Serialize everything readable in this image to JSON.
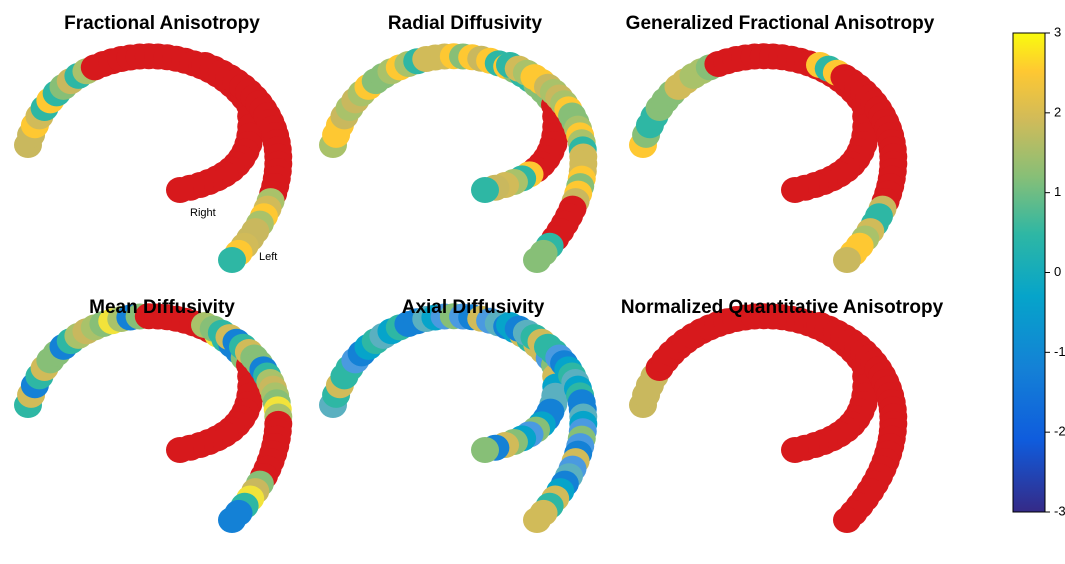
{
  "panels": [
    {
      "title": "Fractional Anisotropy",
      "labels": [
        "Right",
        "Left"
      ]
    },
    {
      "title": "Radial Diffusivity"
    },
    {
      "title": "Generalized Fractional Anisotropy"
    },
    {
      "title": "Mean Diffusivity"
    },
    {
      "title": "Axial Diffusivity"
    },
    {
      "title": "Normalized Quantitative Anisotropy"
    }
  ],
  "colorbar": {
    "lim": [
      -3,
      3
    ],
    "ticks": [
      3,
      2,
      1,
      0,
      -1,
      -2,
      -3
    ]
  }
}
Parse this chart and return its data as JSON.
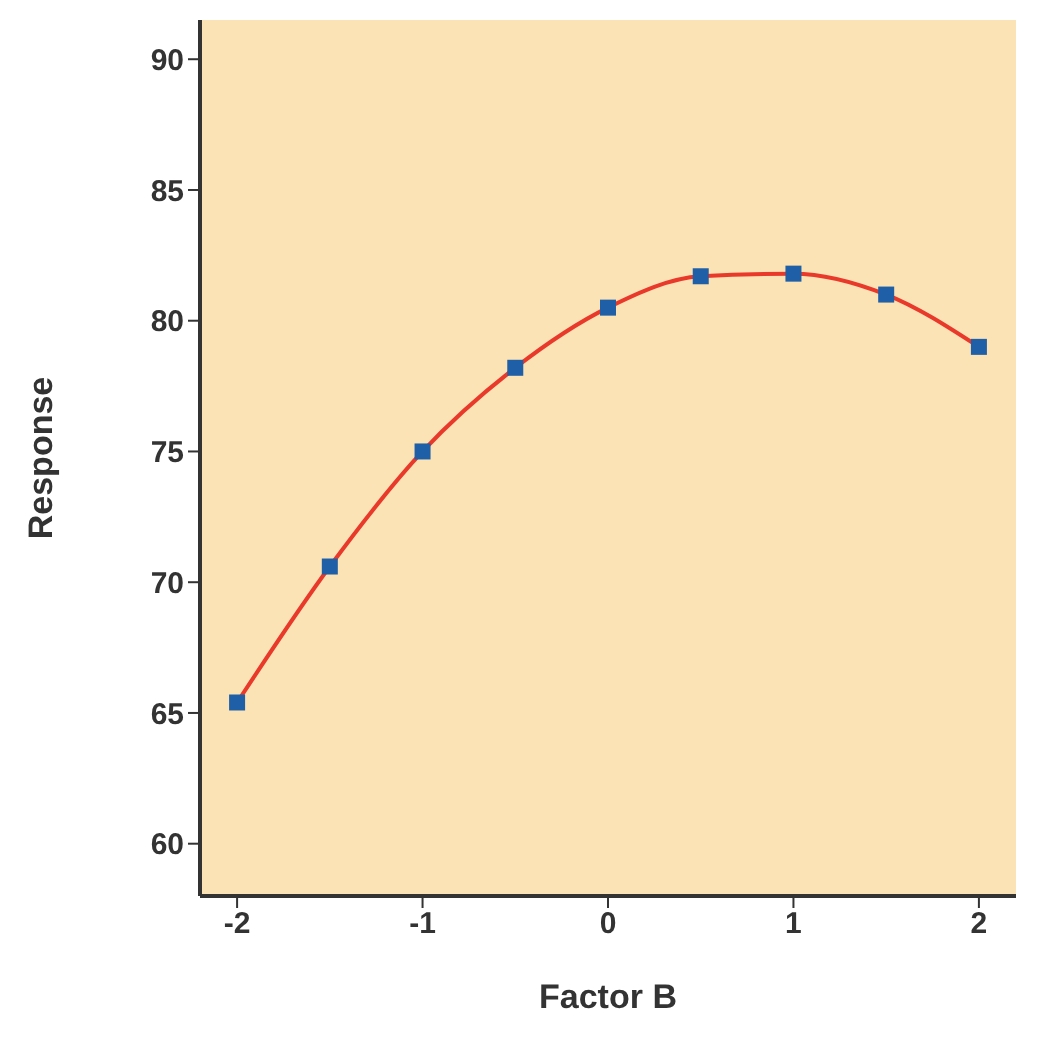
──────────
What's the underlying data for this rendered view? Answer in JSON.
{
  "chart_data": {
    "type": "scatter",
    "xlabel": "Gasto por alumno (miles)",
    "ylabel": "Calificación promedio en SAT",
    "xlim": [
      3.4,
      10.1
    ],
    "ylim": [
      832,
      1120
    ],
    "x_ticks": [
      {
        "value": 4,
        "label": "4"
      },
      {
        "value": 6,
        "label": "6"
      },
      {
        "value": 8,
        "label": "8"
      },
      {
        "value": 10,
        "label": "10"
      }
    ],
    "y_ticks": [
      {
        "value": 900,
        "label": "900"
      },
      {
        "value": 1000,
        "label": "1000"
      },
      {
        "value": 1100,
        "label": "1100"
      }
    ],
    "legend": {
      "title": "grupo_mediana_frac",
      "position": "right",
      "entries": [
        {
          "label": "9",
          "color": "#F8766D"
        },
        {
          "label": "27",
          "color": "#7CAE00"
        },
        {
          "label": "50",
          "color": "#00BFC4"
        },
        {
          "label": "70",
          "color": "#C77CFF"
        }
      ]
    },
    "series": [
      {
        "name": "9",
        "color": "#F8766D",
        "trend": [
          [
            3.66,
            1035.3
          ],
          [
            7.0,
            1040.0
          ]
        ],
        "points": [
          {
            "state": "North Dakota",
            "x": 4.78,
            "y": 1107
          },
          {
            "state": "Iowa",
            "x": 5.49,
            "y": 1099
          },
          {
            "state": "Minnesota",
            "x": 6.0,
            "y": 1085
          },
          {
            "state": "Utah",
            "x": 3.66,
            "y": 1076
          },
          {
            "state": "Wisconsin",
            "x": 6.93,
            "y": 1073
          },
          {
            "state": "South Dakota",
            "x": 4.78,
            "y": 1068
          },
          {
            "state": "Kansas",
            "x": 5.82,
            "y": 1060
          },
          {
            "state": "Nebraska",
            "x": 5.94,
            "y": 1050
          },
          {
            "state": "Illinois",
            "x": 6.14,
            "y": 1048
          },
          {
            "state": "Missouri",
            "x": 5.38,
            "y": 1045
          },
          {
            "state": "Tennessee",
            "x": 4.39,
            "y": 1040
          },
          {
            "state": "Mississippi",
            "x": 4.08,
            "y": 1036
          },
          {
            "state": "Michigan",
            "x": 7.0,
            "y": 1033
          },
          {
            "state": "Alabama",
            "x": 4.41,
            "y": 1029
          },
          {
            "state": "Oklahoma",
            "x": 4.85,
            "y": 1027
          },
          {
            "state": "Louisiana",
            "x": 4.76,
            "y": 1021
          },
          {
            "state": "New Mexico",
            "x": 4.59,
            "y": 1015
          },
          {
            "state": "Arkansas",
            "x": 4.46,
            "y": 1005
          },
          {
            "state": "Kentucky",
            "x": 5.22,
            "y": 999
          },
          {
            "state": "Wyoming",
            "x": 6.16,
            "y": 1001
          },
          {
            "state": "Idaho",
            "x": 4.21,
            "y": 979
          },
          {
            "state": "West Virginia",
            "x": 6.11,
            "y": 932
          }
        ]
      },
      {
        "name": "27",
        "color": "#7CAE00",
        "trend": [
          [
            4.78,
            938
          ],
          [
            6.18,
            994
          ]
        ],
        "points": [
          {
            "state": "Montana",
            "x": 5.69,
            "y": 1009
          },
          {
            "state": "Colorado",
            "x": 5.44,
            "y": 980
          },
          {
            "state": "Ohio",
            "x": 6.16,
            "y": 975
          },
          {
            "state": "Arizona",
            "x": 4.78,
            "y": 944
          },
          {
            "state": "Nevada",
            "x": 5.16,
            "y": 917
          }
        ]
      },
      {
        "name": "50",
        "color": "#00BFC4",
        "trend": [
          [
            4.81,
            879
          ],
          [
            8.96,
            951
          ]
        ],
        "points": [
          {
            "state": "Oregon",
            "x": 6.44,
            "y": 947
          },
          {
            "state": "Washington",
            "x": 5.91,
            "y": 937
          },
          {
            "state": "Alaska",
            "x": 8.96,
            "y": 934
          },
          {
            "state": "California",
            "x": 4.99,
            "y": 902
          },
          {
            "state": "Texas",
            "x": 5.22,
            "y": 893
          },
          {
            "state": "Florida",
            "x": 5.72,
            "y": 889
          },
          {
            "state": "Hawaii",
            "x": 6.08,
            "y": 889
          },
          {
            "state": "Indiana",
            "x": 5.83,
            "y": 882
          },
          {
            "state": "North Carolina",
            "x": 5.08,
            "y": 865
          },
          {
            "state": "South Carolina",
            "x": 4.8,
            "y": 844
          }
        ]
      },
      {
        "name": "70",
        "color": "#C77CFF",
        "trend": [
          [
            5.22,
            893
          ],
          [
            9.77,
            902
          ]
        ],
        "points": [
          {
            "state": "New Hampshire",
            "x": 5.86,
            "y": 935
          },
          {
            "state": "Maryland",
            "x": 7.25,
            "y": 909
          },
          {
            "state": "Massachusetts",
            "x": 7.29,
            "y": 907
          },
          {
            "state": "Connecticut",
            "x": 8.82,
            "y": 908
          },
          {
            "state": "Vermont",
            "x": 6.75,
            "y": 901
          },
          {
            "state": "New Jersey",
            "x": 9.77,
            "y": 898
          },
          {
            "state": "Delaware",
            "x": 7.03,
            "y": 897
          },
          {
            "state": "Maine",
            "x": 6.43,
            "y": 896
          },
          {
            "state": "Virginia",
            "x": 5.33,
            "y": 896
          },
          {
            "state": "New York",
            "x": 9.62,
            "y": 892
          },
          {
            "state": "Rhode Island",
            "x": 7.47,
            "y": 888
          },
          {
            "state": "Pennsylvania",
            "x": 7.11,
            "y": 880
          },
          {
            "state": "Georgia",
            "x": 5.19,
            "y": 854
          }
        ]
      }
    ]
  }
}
──────────
## What you are asked to do:
Leaving the pictures out, write out exactly the lines from the line containing "Serialize everything readable" through the line containing "Parse this chart and return its data as JSON.", both included.

## Response:
Serialize everything readable in this image to JSON.
{
  "panels": [
    {
      "title": "Fractional Anisotropy",
      "labels": [
        "Right",
        "Left"
      ]
    },
    {
      "title": "Radial Diffusivity"
    },
    {
      "title": "Generalized Fractional Anisotropy"
    },
    {
      "title": "Mean Diffusivity"
    },
    {
      "title": "Axial Diffusivity"
    },
    {
      "title": "Normalized Quantitative Anisotropy"
    }
  ],
  "colorbar": {
    "lim": [
      -3,
      3
    ],
    "ticks": [
      3,
      2,
      1,
      0,
      -1,
      -2,
      -3
    ]
  }
}
Parse this chart and return its data as JSON.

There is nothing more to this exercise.